WHAT YOU SHOULD DO => Keep only the lines of the data below that contain "JSON", and copy them.

DATA ROWS =>
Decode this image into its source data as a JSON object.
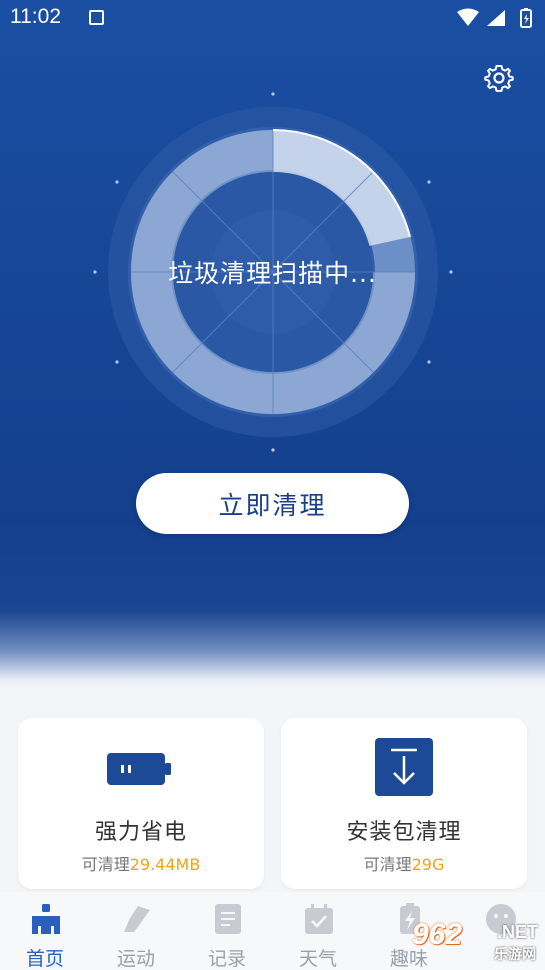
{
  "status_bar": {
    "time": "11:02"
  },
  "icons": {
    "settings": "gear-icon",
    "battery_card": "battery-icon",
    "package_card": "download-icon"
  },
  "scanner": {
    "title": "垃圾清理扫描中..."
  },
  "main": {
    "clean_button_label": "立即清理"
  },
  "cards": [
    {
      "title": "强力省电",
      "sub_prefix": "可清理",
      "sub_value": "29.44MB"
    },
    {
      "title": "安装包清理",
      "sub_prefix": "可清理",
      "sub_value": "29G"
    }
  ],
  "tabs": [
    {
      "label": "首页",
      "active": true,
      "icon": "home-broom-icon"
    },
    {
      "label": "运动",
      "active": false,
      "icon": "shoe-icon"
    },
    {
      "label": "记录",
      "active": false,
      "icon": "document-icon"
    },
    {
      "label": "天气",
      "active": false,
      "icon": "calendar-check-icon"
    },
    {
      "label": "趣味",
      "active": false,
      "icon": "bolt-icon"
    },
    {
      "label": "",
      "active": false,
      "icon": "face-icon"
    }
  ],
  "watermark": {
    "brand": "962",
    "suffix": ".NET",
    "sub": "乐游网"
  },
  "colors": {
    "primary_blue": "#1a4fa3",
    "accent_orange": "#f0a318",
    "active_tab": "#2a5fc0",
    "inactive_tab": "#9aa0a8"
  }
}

...

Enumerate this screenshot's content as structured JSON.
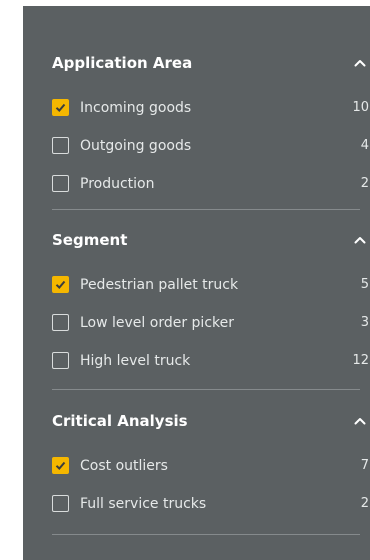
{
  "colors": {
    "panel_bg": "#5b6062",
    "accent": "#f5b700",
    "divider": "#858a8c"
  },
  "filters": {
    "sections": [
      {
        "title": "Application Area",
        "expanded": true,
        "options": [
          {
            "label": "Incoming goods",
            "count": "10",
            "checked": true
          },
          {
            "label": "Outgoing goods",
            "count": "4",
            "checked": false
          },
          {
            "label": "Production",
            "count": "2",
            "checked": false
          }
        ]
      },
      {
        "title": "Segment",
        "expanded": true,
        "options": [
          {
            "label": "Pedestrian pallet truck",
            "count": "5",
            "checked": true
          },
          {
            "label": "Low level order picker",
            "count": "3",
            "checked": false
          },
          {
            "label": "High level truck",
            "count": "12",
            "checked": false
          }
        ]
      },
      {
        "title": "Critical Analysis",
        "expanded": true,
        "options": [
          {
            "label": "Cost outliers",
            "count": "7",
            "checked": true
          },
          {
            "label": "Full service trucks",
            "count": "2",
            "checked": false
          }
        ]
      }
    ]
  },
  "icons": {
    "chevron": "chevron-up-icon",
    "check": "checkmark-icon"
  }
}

THE SOLUTION =>
Decode this image into its source data as a JSON object.
Enumerate this screenshot's content as structured JSON.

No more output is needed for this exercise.